#### Records to process ####
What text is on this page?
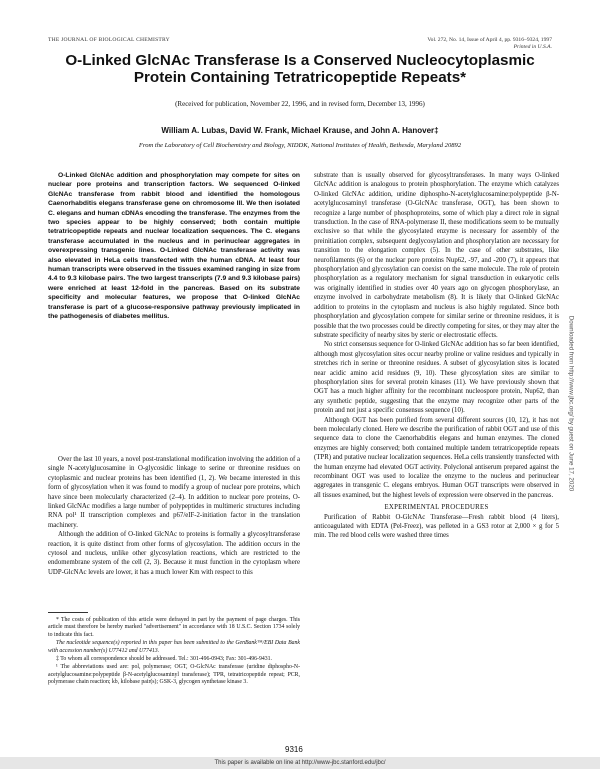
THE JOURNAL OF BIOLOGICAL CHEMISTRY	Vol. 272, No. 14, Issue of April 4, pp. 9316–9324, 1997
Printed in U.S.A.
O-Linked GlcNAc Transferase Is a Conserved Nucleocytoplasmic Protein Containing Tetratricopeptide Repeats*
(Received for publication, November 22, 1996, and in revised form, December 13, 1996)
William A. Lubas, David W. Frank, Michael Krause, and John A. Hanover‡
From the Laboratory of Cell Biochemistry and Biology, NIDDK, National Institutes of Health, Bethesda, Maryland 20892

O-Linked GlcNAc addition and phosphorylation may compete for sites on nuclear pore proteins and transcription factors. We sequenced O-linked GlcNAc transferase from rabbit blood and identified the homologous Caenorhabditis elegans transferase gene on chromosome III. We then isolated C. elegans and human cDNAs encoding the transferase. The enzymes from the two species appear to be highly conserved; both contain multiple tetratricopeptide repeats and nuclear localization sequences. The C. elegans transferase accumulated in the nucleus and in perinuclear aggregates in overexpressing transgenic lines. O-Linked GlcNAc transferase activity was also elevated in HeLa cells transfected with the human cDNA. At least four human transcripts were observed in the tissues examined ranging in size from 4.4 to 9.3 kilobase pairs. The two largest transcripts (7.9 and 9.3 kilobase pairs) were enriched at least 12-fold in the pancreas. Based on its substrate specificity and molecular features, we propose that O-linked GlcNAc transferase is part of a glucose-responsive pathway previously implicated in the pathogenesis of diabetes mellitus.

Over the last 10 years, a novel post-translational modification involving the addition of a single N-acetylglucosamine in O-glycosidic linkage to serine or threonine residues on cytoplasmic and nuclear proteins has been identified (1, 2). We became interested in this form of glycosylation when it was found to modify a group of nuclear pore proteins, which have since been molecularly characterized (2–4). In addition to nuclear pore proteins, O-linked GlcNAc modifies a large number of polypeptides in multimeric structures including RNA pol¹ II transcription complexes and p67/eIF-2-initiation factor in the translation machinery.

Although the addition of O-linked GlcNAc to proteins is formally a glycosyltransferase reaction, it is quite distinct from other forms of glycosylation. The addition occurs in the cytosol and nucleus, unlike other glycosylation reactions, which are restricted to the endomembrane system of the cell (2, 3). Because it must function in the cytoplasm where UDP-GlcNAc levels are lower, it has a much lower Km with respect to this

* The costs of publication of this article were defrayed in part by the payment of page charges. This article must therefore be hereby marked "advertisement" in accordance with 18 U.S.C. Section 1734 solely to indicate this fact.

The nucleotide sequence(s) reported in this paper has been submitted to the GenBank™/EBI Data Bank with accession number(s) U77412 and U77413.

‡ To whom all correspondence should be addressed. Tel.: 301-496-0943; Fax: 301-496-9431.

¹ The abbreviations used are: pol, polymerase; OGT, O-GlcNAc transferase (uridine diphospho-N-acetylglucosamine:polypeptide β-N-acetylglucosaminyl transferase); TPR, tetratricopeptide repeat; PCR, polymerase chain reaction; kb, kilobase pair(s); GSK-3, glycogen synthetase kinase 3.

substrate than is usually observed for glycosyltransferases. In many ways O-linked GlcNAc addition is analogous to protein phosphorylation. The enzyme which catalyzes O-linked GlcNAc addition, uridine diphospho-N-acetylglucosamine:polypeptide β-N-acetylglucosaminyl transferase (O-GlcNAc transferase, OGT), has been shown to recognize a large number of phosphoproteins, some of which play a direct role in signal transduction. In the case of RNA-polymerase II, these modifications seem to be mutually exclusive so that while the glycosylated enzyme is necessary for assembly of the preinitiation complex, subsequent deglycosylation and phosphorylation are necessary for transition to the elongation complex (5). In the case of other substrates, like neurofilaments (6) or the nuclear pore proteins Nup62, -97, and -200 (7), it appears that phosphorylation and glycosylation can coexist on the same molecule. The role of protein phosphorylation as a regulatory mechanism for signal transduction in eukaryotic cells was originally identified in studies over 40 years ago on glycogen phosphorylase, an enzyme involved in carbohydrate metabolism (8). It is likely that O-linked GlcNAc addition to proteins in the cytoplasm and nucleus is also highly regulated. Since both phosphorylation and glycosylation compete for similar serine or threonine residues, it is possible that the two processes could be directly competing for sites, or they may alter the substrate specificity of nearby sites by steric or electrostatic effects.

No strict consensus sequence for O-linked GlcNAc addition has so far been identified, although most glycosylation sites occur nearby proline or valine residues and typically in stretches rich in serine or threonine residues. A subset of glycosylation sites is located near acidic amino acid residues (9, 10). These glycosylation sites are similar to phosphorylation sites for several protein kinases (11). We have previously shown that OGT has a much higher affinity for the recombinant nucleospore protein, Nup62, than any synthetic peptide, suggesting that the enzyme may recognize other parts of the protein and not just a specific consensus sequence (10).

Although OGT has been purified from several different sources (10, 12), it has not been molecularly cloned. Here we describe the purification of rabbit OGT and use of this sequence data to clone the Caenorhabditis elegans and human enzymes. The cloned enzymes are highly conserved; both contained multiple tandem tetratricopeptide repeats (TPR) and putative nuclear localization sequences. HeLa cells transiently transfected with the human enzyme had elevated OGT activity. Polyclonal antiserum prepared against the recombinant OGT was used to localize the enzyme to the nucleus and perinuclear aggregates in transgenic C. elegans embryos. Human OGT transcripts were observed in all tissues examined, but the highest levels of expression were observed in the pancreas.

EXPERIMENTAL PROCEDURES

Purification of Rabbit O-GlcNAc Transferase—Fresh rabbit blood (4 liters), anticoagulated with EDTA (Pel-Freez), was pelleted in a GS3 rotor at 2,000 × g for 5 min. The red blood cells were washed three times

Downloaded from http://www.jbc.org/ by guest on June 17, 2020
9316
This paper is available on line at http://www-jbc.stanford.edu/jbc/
####
Exercise objective: Across the entries above, find each line with the word "http" and please copy it out.

Completed task:
Downloaded from http://www.jbc.org/ by guest on June 17, 2020
This paper is available on line at http://www-jbc.stanford.edu/jbc/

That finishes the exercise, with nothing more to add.